[Data tied to figure images]

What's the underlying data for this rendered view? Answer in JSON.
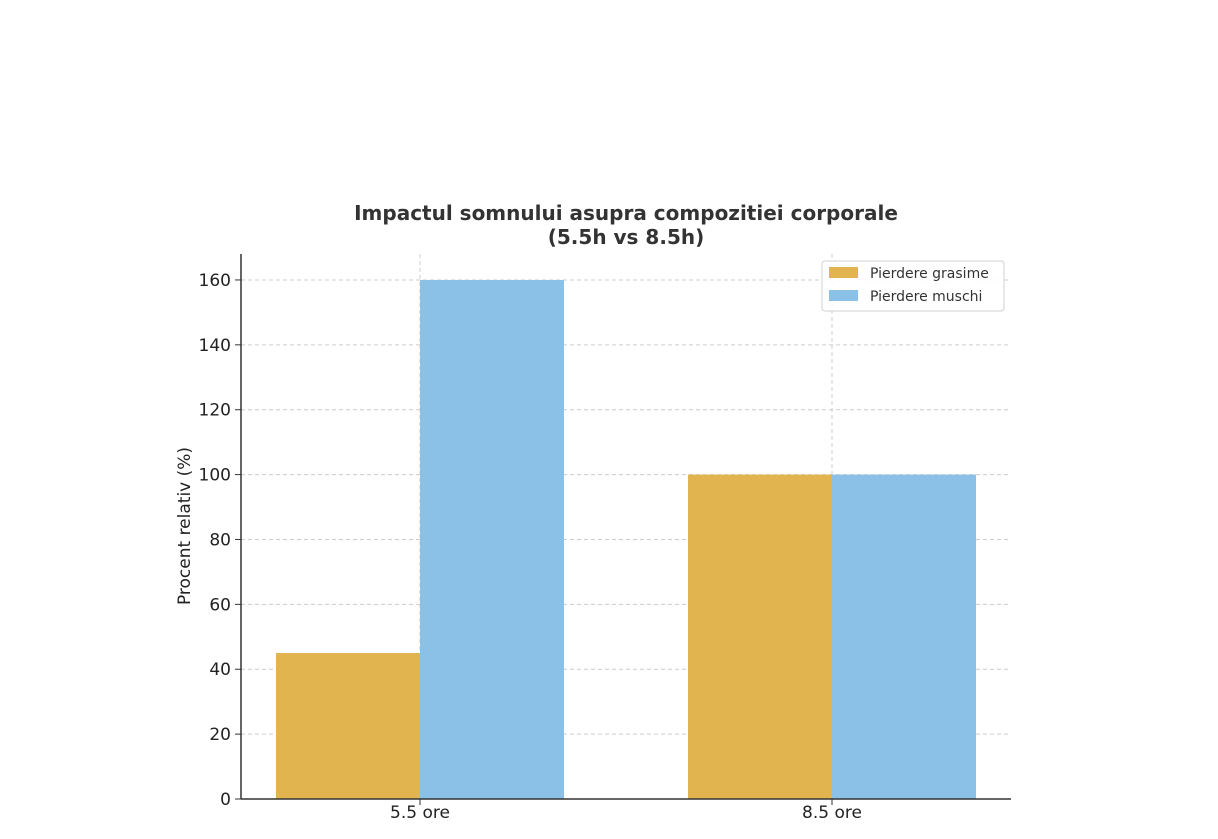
{
  "chart_data": {
    "type": "bar",
    "title": "Impactul somnului asupra compozitiei corporale",
    "subtitle": "(5.5h vs 8.5h)",
    "xlabel": "",
    "ylabel": "Procent relativ (%)",
    "categories": [
      "5.5 ore",
      "8.5 ore"
    ],
    "series": [
      {
        "name": "Pierdere grasime",
        "values": [
          45,
          100
        ],
        "color": "#E1B44F"
      },
      {
        "name": "Pierdere muschi",
        "values": [
          160,
          100
        ],
        "color": "#8BC0E7"
      }
    ],
    "ylim": [
      0,
      168
    ],
    "yticks": [
      0,
      20,
      40,
      60,
      80,
      100,
      120,
      140,
      160
    ],
    "grid": true,
    "legend_position": "top-right"
  }
}
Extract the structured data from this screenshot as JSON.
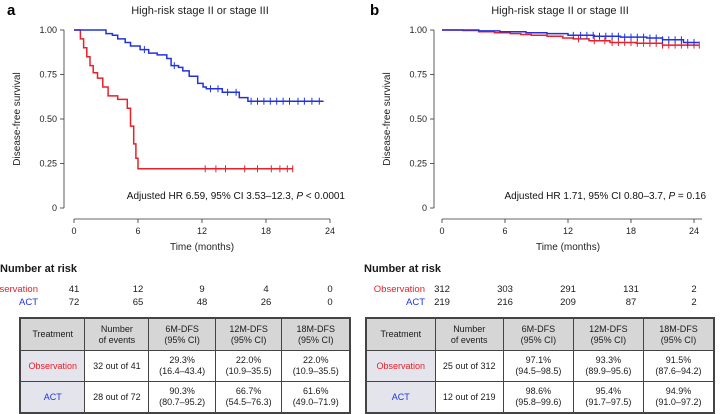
{
  "chart_data": [
    {
      "panel": "a",
      "type": "line",
      "title": "High-risk stage II or stage III",
      "xlabel": "Time (months)",
      "ylabel": "Disease-free survival",
      "xlim": [
        0,
        24
      ],
      "ylim": [
        0,
        1
      ],
      "xticks": [
        "0",
        "6",
        "12",
        "18",
        "24"
      ],
      "yticks": [
        "0",
        "0.25",
        "0.50",
        "0.75",
        "1.00"
      ],
      "annotation": {
        "prefix": "Adjusted HR 6.59, 95% CI 3.53–12.3, ",
        "p_label": "P",
        "p_value": " < 0.0001"
      },
      "series": [
        {
          "name": "Observation",
          "color": "#e8202a",
          "x": [
            0,
            0.6,
            0.9,
            1.2,
            1.5,
            1.8,
            2.2,
            2.7,
            3.2,
            4.1,
            5.0,
            5.3,
            5.6,
            5.8,
            6.0,
            6.3,
            20.5
          ],
          "y": [
            1.0,
            0.95,
            0.9,
            0.85,
            0.8,
            0.76,
            0.73,
            0.68,
            0.63,
            0.61,
            0.56,
            0.46,
            0.36,
            0.28,
            0.22,
            0.22,
            0.22
          ],
          "censor_x": [
            12.3,
            13.3,
            14.2,
            16.0,
            17.2,
            18.5,
            19.3,
            20.0,
            20.5
          ]
        },
        {
          "name": "ACT",
          "color": "#2233dd",
          "x": [
            0,
            2.2,
            3.0,
            3.6,
            4.1,
            4.8,
            5.3,
            6.2,
            7.0,
            7.8,
            8.7,
            9.1,
            9.8,
            10.2,
            10.8,
            11.6,
            12.1,
            12.4,
            13.2,
            13.9,
            15.0,
            15.5,
            16.3,
            23.4
          ],
          "y": [
            1.0,
            1.0,
            0.98,
            0.97,
            0.95,
            0.93,
            0.91,
            0.89,
            0.87,
            0.86,
            0.84,
            0.8,
            0.79,
            0.77,
            0.74,
            0.7,
            0.68,
            0.67,
            0.67,
            0.65,
            0.65,
            0.62,
            0.6,
            0.6
          ],
          "censor_x": [
            6.6,
            9.4,
            12.8,
            13.5,
            14.4,
            15.2,
            16.6,
            17.2,
            17.8,
            18.4,
            19.0,
            19.6,
            20.2,
            21.0,
            21.6,
            22.3,
            23.0
          ]
        }
      ],
      "risk": {
        "header": "Number at risk",
        "rows": [
          {
            "name": "Observation",
            "values": [
              "41",
              "12",
              "9",
              "4",
              "0"
            ]
          },
          {
            "name": "ACT",
            "values": [
              "72",
              "65",
              "48",
              "26",
              "0"
            ]
          }
        ]
      },
      "table": {
        "headers": [
          "Treatment",
          "Number\nof events",
          "6M-DFS\n(95% CI)",
          "12M-DFS\n(95% CI)",
          "18M-DFS\n(95% CI)"
        ],
        "rows": [
          {
            "name": "Observation",
            "events": "32 out of 41",
            "m6": "29.3%\n(16.4–43.4)",
            "m12": "22.0%\n(10.9–35.5)",
            "m18": "22.0%\n(10.9–35.5)"
          },
          {
            "name": "ACT",
            "events": "28 out of 72",
            "m6": "90.3%\n(80.7–95.2)",
            "m12": "66.7%\n(54.5–76.3)",
            "m18": "61.6%\n(49.0–71.9)"
          }
        ]
      }
    },
    {
      "panel": "b",
      "type": "line",
      "title": "High-risk stage II or stage III",
      "xlabel": "Time (months)",
      "ylabel": "Disease-free survival",
      "xlim": [
        0,
        24
      ],
      "ylim": [
        0,
        1
      ],
      "xticks": [
        "0",
        "6",
        "12",
        "18",
        "24"
      ],
      "yticks": [
        "0",
        "0.25",
        "0.50",
        "0.75",
        "1.00"
      ],
      "annotation": {
        "prefix": "Adjusted HR 1.71, 95% CI 0.80–3.7, ",
        "p_label": "P",
        "p_value": " = 0.16"
      },
      "series": [
        {
          "name": "Observation",
          "color": "#e8202a",
          "x": [
            0,
            2.0,
            3.5,
            5.0,
            6.5,
            7.5,
            8.5,
            10.0,
            11.5,
            12.5,
            14.0,
            16.0,
            18.5,
            21.0,
            24.5
          ],
          "y": [
            1.0,
            0.997,
            0.99,
            0.985,
            0.98,
            0.975,
            0.97,
            0.965,
            0.955,
            0.95,
            0.94,
            0.93,
            0.925,
            0.915,
            0.915
          ],
          "censor_x": [
            13.0,
            14.5,
            15.5,
            16.2,
            16.8,
            17.4,
            18.0,
            18.6,
            19.2,
            19.8,
            20.4,
            21.0,
            21.6,
            22.2,
            22.8,
            23.4,
            24.0,
            24.5
          ]
        },
        {
          "name": "ACT",
          "color": "#2233dd",
          "x": [
            0,
            3.5,
            5.5,
            8.0,
            10.0,
            12.0,
            14.5,
            17.0,
            19.5,
            21.0,
            23.0,
            24.5
          ],
          "y": [
            1.0,
            0.995,
            0.99,
            0.985,
            0.98,
            0.97,
            0.965,
            0.96,
            0.955,
            0.945,
            0.93,
            0.93
          ],
          "censor_x": [
            12.5,
            13.2,
            13.8,
            14.4,
            15.0,
            15.6,
            16.2,
            16.8,
            17.4,
            18.0,
            18.6,
            19.2,
            19.8,
            20.4,
            21.0,
            21.6,
            22.2,
            22.8,
            23.4,
            24.0
          ]
        }
      ],
      "risk": {
        "header": "Number at risk",
        "rows": [
          {
            "name": "Observation",
            "values": [
              "312",
              "303",
              "291",
              "131",
              "2"
            ]
          },
          {
            "name": "ACT",
            "values": [
              "219",
              "216",
              "209",
              "87",
              "2"
            ]
          }
        ]
      },
      "table": {
        "headers": [
          "Treatment",
          "Number\nof events",
          "6M-DFS\n(95% CI)",
          "12M-DFS\n(95% CI)",
          "18M-DFS\n(95% CI)"
        ],
        "rows": [
          {
            "name": "Observation",
            "events": "25 out of 312",
            "m6": "97.1%\n(94.5–98.5)",
            "m12": "93.3%\n(89.9–95.6)",
            "m18": "91.5%\n(87.6–94.2)"
          },
          {
            "name": "ACT",
            "events": "12 out of 219",
            "m6": "98.6%\n(95.8–99.6)",
            "m12": "95.4%\n(91.7–97.5)",
            "m18": "94.9%\n(91.0–97.2)"
          }
        ]
      }
    }
  ]
}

**SET EXERCISE**
Pictures in the records above are not copied; print everything else exactly.

**RESPONSE FOR THIS EXERCISE**
What's the underlying data for this rendered view? Answer in JSON.
{
  "chart_data": {
    "type": "bar",
    "title": "Impactul somnului asupra compozitiei corporale",
    "subtitle": "(5.5h vs 8.5h)",
    "xlabel": "",
    "ylabel": "Procent relativ (%)",
    "categories": [
      "5.5 ore",
      "8.5 ore"
    ],
    "series": [
      {
        "name": "Pierdere grasime",
        "values": [
          45,
          100
        ],
        "color": "#E1B44F"
      },
      {
        "name": "Pierdere muschi",
        "values": [
          160,
          100
        ],
        "color": "#8BC0E7"
      }
    ],
    "ylim": [
      0,
      168
    ],
    "yticks": [
      0,
      20,
      40,
      60,
      80,
      100,
      120,
      140,
      160
    ],
    "grid": true,
    "legend_position": "top-right"
  }
}
Extract the structured data from this screenshot as JSON.
{
  "chart_data": [
    {
      "panel": "a",
      "type": "line",
      "title": "High-risk stage II or stage III",
      "xlabel": "Time (months)",
      "ylabel": "Disease-free survival",
      "xlim": [
        0,
        24
      ],
      "ylim": [
        0,
        1
      ],
      "xticks": [
        "0",
        "6",
        "12",
        "18",
        "24"
      ],
      "yticks": [
        "0",
        "0.25",
        "0.50",
        "0.75",
        "1.00"
      ],
      "annotation": {
        "prefix": "Adjusted HR 6.59, 95% CI 3.53–12.3, ",
        "p_label": "P",
        "p_value": " < 0.0001"
      },
      "series": [
        {
          "name": "Observation",
          "color": "#e8202a",
          "x": [
            0,
            0.6,
            0.9,
            1.2,
            1.5,
            1.8,
            2.2,
            2.7,
            3.2,
            4.1,
            5.0,
            5.3,
            5.6,
            5.8,
            6.0,
            6.3,
            20.5
          ],
          "y": [
            1.0,
            0.95,
            0.9,
            0.85,
            0.8,
            0.76,
            0.73,
            0.68,
            0.63,
            0.61,
            0.56,
            0.46,
            0.36,
            0.28,
            0.22,
            0.22,
            0.22
          ],
          "censor_x": [
            12.3,
            13.3,
            14.2,
            16.0,
            17.2,
            18.5,
            19.3,
            20.0,
            20.5
          ]
        },
        {
          "name": "ACT",
          "color": "#2233dd",
          "x": [
            0,
            2.2,
            3.0,
            3.6,
            4.1,
            4.8,
            5.3,
            6.2,
            7.0,
            7.8,
            8.7,
            9.1,
            9.8,
            10.2,
            10.8,
            11.6,
            12.1,
            12.4,
            13.2,
            13.9,
            15.0,
            15.5,
            16.3,
            23.4
          ],
          "y": [
            1.0,
            1.0,
            0.98,
            0.97,
            0.95,
            0.93,
            0.91,
            0.89,
            0.87,
            0.86,
            0.84,
            0.8,
            0.79,
            0.77,
            0.74,
            0.7,
            0.68,
            0.67,
            0.67,
            0.65,
            0.65,
            0.62,
            0.6,
            0.6
          ],
          "censor_x": [
            6.6,
            9.4,
            12.8,
            13.5,
            14.4,
            15.2,
            16.6,
            17.2,
            17.8,
            18.4,
            19.0,
            19.6,
            20.2,
            21.0,
            21.6,
            22.3,
            23.0
          ]
        }
      ],
      "risk": {
        "header": "Number at risk",
        "rows": [
          {
            "name": "Observation",
            "values": [
              "41",
              "12",
              "9",
              "4",
              "0"
            ]
          },
          {
            "name": "ACT",
            "values": [
              "72",
              "65",
              "48",
              "26",
              "0"
            ]
          }
        ]
      },
      "table": {
        "headers": [
          "Treatment",
          "Number\nof events",
          "6M-DFS\n(95% CI)",
          "12M-DFS\n(95% CI)",
          "18M-DFS\n(95% CI)"
        ],
        "rows": [
          {
            "name": "Observation",
            "events": "32 out of 41",
            "m6": "29.3%\n(16.4–43.4)",
            "m12": "22.0%\n(10.9–35.5)",
            "m18": "22.0%\n(10.9–35.5)"
          },
          {
            "name": "ACT",
            "events": "28 out of 72",
            "m6": "90.3%\n(80.7–95.2)",
            "m12": "66.7%\n(54.5–76.3)",
            "m18": "61.6%\n(49.0–71.9)"
          }
        ]
      }
    },
    {
      "panel": "b",
      "type": "line",
      "title": "High-risk stage II or stage III",
      "xlabel": "Time (months)",
      "ylabel": "Disease-free survival",
      "xlim": [
        0,
        24
      ],
      "ylim": [
        0,
        1
      ],
      "xticks": [
        "0",
        "6",
        "12",
        "18",
        "24"
      ],
      "yticks": [
        "0",
        "0.25",
        "0.50",
        "0.75",
        "1.00"
      ],
      "annotation": {
        "prefix": "Adjusted HR 1.71, 95% CI 0.80–3.7, ",
        "p_label": "P",
        "p_value": " = 0.16"
      },
      "series": [
        {
          "name": "Observation",
          "color": "#e8202a",
          "x": [
            0,
            2.0,
            3.5,
            5.0,
            6.5,
            7.5,
            8.5,
            10.0,
            11.5,
            12.5,
            14.0,
            16.0,
            18.5,
            21.0,
            24.5
          ],
          "y": [
            1.0,
            0.997,
            0.99,
            0.985,
            0.98,
            0.975,
            0.97,
            0.965,
            0.955,
            0.95,
            0.94,
            0.93,
            0.925,
            0.915,
            0.915
          ],
          "censor_x": [
            13.0,
            14.5,
            15.5,
            16.2,
            16.8,
            17.4,
            18.0,
            18.6,
            19.2,
            19.8,
            20.4,
            21.0,
            21.6,
            22.2,
            22.8,
            23.4,
            24.0,
            24.5
          ]
        },
        {
          "name": "ACT",
          "color": "#2233dd",
          "x": [
            0,
            3.5,
            5.5,
            8.0,
            10.0,
            12.0,
            14.5,
            17.0,
            19.5,
            21.0,
            23.0,
            24.5
          ],
          "y": [
            1.0,
            0.995,
            0.99,
            0.985,
            0.98,
            0.97,
            0.965,
            0.96,
            0.955,
            0.945,
            0.93,
            0.93
          ],
          "censor_x": [
            12.5,
            13.2,
            13.8,
            14.4,
            15.0,
            15.6,
            16.2,
            16.8,
            17.4,
            18.0,
            18.6,
            19.2,
            19.8,
            20.4,
            21.0,
            21.6,
            22.2,
            22.8,
            23.4,
            24.0
          ]
        }
      ],
      "risk": {
        "header": "Number at risk",
        "rows": [
          {
            "name": "Observation",
            "values": [
              "312",
              "303",
              "291",
              "131",
              "2"
            ]
          },
          {
            "name": "ACT",
            "values": [
              "219",
              "216",
              "209",
              "87",
              "2"
            ]
          }
        ]
      },
      "table": {
        "headers": [
          "Treatment",
          "Number\nof events",
          "6M-DFS\n(95% CI)",
          "12M-DFS\n(95% CI)",
          "18M-DFS\n(95% CI)"
        ],
        "rows": [
          {
            "name": "Observation",
            "events": "25 out of 312",
            "m6": "97.1%\n(94.5–98.5)",
            "m12": "93.3%\n(89.9–95.6)",
            "m18": "91.5%\n(87.6–94.2)"
          },
          {
            "name": "ACT",
            "events": "12 out of 219",
            "m6": "98.6%\n(95.8–99.6)",
            "m12": "95.4%\n(91.7–97.5)",
            "m18": "94.9%\n(91.0–97.2)"
          }
        ]
      }
    }
  ]
}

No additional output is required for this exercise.